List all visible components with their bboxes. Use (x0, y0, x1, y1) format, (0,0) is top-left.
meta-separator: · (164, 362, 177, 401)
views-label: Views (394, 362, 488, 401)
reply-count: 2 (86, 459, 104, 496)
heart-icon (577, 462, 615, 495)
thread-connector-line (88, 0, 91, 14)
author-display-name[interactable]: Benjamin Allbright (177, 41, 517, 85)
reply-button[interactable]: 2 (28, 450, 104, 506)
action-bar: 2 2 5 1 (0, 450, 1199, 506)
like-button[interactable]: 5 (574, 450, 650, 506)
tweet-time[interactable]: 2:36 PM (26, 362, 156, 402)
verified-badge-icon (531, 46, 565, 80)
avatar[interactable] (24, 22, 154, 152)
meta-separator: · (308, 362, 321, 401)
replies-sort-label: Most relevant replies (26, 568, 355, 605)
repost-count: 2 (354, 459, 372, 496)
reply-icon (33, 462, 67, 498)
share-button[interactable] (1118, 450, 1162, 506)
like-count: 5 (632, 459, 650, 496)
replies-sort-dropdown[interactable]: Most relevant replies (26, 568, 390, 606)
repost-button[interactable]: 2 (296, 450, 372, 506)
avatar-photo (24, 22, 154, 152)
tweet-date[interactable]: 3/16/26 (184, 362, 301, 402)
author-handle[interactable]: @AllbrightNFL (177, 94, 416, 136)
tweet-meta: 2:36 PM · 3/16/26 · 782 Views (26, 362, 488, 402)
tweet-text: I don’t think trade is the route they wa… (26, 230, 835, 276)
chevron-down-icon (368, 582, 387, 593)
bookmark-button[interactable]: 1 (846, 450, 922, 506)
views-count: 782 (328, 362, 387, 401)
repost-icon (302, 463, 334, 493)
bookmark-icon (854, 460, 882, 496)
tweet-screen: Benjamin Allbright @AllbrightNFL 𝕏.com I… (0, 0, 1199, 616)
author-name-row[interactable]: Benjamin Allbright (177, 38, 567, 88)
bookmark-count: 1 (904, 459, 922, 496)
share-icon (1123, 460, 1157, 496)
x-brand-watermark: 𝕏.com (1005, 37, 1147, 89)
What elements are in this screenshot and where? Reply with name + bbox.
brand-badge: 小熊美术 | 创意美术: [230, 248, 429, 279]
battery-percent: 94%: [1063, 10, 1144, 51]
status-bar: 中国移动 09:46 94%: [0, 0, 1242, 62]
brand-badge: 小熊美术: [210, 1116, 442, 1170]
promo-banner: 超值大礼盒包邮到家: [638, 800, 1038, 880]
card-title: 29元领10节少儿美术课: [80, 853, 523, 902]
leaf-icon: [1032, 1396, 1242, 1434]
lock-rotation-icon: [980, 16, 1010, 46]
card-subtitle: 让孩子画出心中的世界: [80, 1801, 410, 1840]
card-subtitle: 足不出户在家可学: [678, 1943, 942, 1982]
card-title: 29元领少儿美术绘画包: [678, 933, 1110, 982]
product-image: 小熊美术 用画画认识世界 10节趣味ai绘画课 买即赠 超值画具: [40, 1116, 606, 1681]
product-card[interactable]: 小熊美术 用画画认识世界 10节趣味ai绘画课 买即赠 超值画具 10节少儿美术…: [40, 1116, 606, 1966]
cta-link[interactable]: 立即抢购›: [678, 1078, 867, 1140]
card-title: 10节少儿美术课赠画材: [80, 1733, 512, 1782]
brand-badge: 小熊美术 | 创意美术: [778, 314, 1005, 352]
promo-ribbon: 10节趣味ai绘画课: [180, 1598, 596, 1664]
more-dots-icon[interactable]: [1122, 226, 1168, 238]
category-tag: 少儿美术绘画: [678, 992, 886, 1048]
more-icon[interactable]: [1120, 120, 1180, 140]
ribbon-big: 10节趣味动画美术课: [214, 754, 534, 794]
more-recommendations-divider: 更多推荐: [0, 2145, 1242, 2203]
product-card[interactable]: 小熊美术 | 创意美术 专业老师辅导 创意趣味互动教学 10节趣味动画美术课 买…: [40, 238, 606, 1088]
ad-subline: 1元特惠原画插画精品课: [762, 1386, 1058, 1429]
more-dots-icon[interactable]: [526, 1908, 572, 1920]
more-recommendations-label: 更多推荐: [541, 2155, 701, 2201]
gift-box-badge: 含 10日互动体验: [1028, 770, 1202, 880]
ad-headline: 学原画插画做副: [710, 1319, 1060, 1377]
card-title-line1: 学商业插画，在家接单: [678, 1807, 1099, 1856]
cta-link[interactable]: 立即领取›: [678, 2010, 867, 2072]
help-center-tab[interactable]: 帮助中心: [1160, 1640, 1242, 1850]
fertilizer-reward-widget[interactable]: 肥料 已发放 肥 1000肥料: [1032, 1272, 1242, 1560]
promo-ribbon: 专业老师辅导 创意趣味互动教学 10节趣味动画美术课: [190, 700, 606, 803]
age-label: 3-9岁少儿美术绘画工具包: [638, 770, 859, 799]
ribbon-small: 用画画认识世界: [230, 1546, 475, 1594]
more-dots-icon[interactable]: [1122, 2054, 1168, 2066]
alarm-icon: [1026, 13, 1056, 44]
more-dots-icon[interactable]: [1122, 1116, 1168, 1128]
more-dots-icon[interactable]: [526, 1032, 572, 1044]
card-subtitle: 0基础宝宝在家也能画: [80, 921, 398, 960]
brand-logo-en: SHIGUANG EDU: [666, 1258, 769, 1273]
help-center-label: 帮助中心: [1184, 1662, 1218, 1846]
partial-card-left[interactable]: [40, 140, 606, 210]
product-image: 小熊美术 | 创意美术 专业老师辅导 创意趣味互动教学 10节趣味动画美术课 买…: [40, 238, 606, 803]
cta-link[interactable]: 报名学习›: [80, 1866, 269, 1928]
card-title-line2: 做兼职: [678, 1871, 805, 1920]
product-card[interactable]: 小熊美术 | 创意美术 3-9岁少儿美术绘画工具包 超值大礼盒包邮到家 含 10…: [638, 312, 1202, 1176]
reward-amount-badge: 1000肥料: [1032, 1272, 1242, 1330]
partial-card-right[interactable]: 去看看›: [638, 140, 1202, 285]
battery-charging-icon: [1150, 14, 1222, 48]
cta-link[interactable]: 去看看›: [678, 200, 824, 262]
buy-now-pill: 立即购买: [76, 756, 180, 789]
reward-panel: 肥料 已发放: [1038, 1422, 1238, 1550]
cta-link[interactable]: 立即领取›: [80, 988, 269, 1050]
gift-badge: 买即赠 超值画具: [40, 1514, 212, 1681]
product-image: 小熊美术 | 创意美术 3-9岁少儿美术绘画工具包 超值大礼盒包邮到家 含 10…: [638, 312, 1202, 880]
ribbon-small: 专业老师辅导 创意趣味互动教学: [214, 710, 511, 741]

= = = = =

▶ EXERCISE INSTRUCTIONS: Write out every line above word for word, with nothing changed, added, or left out.

▶ RESULT BELOW:
List all visible components with their bboxes. Use (x0, y0, x1, y1) format, (0,0) is top-left.
meta-separator: · (164, 362, 177, 401)
views-label: Views (394, 362, 488, 401)
reply-count: 2 (86, 459, 104, 496)
heart-icon (577, 462, 615, 495)
thread-connector-line (88, 0, 91, 14)
author-display-name[interactable]: Benjamin Allbright (177, 41, 517, 85)
reply-button[interactable]: 2 (28, 450, 104, 506)
action-bar: 2 2 5 1 (0, 450, 1199, 506)
like-button[interactable]: 5 (574, 450, 650, 506)
tweet-time[interactable]: 2:36 PM (26, 362, 156, 402)
verified-badge-icon (531, 46, 565, 80)
avatar[interactable] (24, 22, 154, 152)
meta-separator: · (308, 362, 321, 401)
replies-sort-label: Most relevant replies (26, 568, 355, 605)
repost-count: 2 (354, 459, 372, 496)
reply-icon (33, 462, 67, 498)
share-button[interactable] (1118, 450, 1162, 506)
like-count: 5 (632, 459, 650, 496)
replies-sort-dropdown[interactable]: Most relevant replies (26, 568, 390, 606)
repost-button[interactable]: 2 (296, 450, 372, 506)
avatar-photo (24, 22, 154, 152)
tweet-date[interactable]: 3/16/26 (184, 362, 301, 402)
author-handle[interactable]: @AllbrightNFL (177, 94, 416, 136)
tweet-meta: 2:36 PM · 3/16/26 · 782 Views (26, 362, 488, 402)
tweet-text: I don’t think trade is the route they wa… (26, 230, 835, 276)
chevron-down-icon (368, 582, 387, 593)
bookmark-button[interactable]: 1 (846, 450, 922, 506)
views-count: 782 (328, 362, 387, 401)
repost-icon (302, 463, 334, 493)
bookmark-icon (854, 460, 882, 496)
tweet-screen: Benjamin Allbright @AllbrightNFL 𝕏.com I… (0, 0, 1199, 616)
author-name-row[interactable]: Benjamin Allbright (177, 38, 567, 88)
bookmark-count: 1 (904, 459, 922, 496)
share-icon (1123, 460, 1157, 496)
x-brand-watermark: 𝕏.com (1005, 37, 1147, 89)
What elements are in this screenshot and where? Reply with name + bbox.
brand-badge: 小熊美术 | 创意美术: [230, 248, 429, 279]
battery-percent: 94%: [1063, 10, 1144, 51]
status-bar: 中国移动 09:46 94%: [0, 0, 1242, 62]
brand-badge: 小熊美术: [210, 1116, 442, 1170]
promo-banner: 超值大礼盒包邮到家: [638, 800, 1038, 880]
card-title: 29元领10节少儿美术课: [80, 853, 523, 902]
leaf-icon: [1032, 1396, 1242, 1434]
lock-rotation-icon: [980, 16, 1010, 46]
card-subtitle: 让孩子画出心中的世界: [80, 1801, 410, 1840]
card-subtitle: 足不出户在家可学: [678, 1943, 942, 1982]
card-title: 29元领少儿美术绘画包: [678, 933, 1110, 982]
product-image: 小熊美术 用画画认识世界 10节趣味ai绘画课 买即赠 超值画具: [40, 1116, 606, 1681]
product-card[interactable]: 小熊美术 用画画认识世界 10节趣味ai绘画课 买即赠 超值画具 10节少儿美术…: [40, 1116, 606, 1966]
cta-link[interactable]: 立即抢购›: [678, 1078, 867, 1140]
card-title: 10节少儿美术课赠画材: [80, 1733, 512, 1782]
brand-badge: 小熊美术 | 创意美术: [778, 314, 1005, 352]
promo-ribbon: 10节趣味ai绘画课: [180, 1598, 596, 1664]
more-dots-icon[interactable]: [1122, 226, 1168, 238]
category-tag: 少儿美术绘画: [678, 992, 886, 1048]
more-icon[interactable]: [1120, 120, 1180, 140]
ribbon-big: 10节趣味动画美术课: [214, 754, 534, 794]
more-recommendations-divider: 更多推荐: [0, 2145, 1242, 2203]
product-card[interactable]: 小熊美术 | 创意美术 专业老师辅导 创意趣味互动教学 10节趣味动画美术课 买…: [40, 238, 606, 1088]
ad-subline: 1元特惠原画插画精品课: [762, 1386, 1058, 1429]
more-dots-icon[interactable]: [526, 1908, 572, 1920]
more-recommendations-label: 更多推荐: [541, 2155, 701, 2201]
gift-box-badge: 含 10日互动体验: [1028, 770, 1202, 880]
ad-headline: 学原画插画做副: [710, 1319, 1060, 1377]
card-title-line1: 学商业插画，在家接单: [678, 1807, 1099, 1856]
cta-link[interactable]: 立即领取›: [678, 2010, 867, 2072]
help-center-tab[interactable]: 帮助中心: [1160, 1640, 1242, 1850]
fertilizer-reward-widget[interactable]: 肥料 已发放 肥 1000肥料: [1032, 1272, 1242, 1560]
promo-ribbon: 专业老师辅导 创意趣味互动教学 10节趣味动画美术课: [190, 700, 606, 803]
age-label: 3-9岁少儿美术绘画工具包: [638, 770, 859, 799]
ribbon-small: 用画画认识世界: [230, 1546, 475, 1594]
more-dots-icon[interactable]: [1122, 2054, 1168, 2066]
alarm-icon: [1026, 13, 1056, 44]
more-dots-icon[interactable]: [1122, 1116, 1168, 1128]
more-dots-icon[interactable]: [526, 1032, 572, 1044]
card-subtitle: 0基础宝宝在家也能画: [80, 921, 398, 960]
brand-logo-en: SHIGUANG EDU: [666, 1258, 769, 1273]
help-center-label: 帮助中心: [1184, 1662, 1218, 1846]
partial-card-left[interactable]: [40, 140, 606, 210]
product-image: 小熊美术 | 创意美术 专业老师辅导 创意趣味互动教学 10节趣味动画美术课 买…: [40, 238, 606, 803]
cta-link[interactable]: 报名学习›: [80, 1866, 269, 1928]
card-title-line2: 做兼职: [678, 1871, 805, 1920]
product-card[interactable]: 小熊美术 | 创意美术 3-9岁少儿美术绘画工具包 超值大礼盒包邮到家 含 10…: [638, 312, 1202, 1176]
reward-amount-badge: 1000肥料: [1032, 1272, 1242, 1330]
partial-card-right[interactable]: 去看看›: [638, 140, 1202, 285]
battery-charging-icon: [1150, 14, 1222, 48]
cta-link[interactable]: 去看看›: [678, 200, 824, 262]
buy-now-pill: 立即购买: [76, 756, 180, 789]
reward-panel: 肥料 已发放: [1038, 1422, 1238, 1550]
cta-link[interactable]: 立即领取›: [80, 988, 269, 1050]
gift-badge: 买即赠 超值画具: [40, 1514, 212, 1681]
product-image: 小熊美术 | 创意美术 3-9岁少儿美术绘画工具包 超值大礼盒包邮到家 含 10…: [638, 312, 1202, 880]
ribbon-small: 专业老师辅导 创意趣味互动教学: [214, 710, 511, 741]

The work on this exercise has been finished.